The request -
Go through the listing below and gather every line with the word "this".

Start

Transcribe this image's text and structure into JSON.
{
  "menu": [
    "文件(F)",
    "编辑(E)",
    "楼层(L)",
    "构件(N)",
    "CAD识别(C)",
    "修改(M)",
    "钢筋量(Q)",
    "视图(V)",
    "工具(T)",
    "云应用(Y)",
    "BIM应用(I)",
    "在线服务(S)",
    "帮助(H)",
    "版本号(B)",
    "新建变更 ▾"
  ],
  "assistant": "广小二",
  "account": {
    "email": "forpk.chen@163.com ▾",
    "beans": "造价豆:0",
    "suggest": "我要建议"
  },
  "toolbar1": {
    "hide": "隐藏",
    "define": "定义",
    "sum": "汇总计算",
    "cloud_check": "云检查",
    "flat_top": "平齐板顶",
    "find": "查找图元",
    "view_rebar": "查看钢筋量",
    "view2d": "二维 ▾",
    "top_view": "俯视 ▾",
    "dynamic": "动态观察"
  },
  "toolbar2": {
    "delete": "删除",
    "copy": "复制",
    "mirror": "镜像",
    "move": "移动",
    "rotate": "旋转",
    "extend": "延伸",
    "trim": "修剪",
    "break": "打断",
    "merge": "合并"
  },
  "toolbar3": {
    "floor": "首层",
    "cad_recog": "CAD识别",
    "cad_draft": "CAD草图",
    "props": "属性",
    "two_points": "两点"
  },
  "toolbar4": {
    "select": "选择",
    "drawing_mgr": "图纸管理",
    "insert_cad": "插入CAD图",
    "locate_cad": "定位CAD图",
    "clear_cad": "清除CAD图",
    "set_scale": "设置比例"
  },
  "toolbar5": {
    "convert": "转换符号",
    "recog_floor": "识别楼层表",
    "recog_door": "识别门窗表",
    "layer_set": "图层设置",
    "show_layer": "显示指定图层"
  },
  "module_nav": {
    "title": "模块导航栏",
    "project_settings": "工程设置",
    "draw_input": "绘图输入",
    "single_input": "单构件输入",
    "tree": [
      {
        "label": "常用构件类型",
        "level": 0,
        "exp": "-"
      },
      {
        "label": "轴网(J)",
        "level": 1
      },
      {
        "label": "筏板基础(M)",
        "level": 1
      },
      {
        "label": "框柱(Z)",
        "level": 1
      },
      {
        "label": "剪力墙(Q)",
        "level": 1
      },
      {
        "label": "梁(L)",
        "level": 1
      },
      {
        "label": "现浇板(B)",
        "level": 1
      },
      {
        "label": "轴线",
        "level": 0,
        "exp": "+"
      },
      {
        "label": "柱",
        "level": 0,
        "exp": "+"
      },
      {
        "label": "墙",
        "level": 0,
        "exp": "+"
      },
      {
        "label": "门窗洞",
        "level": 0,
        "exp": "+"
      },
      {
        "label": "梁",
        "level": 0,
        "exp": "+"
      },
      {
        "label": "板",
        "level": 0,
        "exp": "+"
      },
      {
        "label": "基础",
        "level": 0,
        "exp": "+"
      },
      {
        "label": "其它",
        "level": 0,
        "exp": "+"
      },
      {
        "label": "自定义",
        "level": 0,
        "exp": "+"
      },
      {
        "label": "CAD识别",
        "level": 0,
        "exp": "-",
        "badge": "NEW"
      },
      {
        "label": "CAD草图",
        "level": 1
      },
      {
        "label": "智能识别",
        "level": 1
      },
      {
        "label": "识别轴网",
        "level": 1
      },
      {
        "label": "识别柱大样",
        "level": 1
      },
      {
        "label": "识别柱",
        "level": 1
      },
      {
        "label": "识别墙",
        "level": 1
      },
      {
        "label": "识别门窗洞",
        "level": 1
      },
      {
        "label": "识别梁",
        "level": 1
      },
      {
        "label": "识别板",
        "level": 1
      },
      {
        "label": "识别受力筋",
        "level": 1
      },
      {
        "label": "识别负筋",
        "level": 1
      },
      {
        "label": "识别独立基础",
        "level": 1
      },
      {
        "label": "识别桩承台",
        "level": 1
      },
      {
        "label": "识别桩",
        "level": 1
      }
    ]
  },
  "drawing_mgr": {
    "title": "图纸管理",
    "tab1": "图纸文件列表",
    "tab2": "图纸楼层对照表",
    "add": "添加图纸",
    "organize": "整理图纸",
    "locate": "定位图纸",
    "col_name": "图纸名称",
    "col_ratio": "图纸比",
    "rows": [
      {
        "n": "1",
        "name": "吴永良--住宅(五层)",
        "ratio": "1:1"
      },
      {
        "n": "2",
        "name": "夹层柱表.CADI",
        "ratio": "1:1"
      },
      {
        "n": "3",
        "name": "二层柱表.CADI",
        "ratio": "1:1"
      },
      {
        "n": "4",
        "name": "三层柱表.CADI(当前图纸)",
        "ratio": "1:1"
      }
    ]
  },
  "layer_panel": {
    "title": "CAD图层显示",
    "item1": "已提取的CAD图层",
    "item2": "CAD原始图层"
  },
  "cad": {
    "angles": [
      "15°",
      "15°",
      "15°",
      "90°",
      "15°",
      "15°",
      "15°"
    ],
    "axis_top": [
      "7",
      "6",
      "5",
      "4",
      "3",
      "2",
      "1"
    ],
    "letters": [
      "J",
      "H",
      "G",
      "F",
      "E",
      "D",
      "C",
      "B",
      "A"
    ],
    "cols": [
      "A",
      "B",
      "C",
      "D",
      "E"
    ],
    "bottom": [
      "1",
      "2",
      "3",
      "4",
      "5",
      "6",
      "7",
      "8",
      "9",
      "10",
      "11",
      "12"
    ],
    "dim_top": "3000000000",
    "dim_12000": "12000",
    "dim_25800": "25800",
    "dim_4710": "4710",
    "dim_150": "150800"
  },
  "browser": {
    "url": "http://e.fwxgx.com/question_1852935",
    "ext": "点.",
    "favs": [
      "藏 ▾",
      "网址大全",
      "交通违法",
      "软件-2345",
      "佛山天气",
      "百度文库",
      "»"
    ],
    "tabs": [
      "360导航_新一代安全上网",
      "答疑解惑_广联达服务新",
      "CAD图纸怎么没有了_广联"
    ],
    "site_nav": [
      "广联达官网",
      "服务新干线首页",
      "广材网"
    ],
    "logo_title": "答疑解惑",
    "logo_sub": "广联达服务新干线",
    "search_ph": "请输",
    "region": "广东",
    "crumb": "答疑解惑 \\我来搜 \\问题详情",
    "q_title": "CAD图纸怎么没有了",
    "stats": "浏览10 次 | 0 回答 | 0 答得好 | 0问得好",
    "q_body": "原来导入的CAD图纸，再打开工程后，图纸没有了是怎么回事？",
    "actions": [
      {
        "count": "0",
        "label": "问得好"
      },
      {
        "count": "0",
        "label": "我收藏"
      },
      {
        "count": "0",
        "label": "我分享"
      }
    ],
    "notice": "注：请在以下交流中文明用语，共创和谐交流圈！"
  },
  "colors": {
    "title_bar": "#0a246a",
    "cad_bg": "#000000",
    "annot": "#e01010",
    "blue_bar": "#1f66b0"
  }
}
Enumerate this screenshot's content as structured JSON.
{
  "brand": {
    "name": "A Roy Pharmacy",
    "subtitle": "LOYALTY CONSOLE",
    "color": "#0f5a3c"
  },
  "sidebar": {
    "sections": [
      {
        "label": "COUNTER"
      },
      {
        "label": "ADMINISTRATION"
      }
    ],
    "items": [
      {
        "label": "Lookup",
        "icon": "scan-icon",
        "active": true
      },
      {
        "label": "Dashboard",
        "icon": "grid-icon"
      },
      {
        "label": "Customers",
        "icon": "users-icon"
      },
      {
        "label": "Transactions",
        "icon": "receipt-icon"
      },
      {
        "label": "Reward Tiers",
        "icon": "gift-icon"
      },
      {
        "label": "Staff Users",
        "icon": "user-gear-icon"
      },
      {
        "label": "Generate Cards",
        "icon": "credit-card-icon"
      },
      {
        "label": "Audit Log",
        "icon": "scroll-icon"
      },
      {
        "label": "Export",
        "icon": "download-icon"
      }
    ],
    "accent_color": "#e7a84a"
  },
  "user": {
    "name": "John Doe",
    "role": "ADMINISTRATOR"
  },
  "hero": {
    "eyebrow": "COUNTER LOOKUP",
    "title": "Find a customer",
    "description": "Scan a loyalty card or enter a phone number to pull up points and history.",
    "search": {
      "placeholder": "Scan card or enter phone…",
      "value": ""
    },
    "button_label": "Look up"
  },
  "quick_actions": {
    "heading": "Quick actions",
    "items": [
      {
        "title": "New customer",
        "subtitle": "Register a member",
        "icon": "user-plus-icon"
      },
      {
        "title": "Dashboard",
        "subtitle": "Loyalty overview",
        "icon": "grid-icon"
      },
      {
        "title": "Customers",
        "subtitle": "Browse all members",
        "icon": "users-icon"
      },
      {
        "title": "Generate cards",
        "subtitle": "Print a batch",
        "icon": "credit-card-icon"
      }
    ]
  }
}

End

Response to the task -
Transcribe this image's text and structure into JSON.
Enumerate this screenshot's content as structured JSON.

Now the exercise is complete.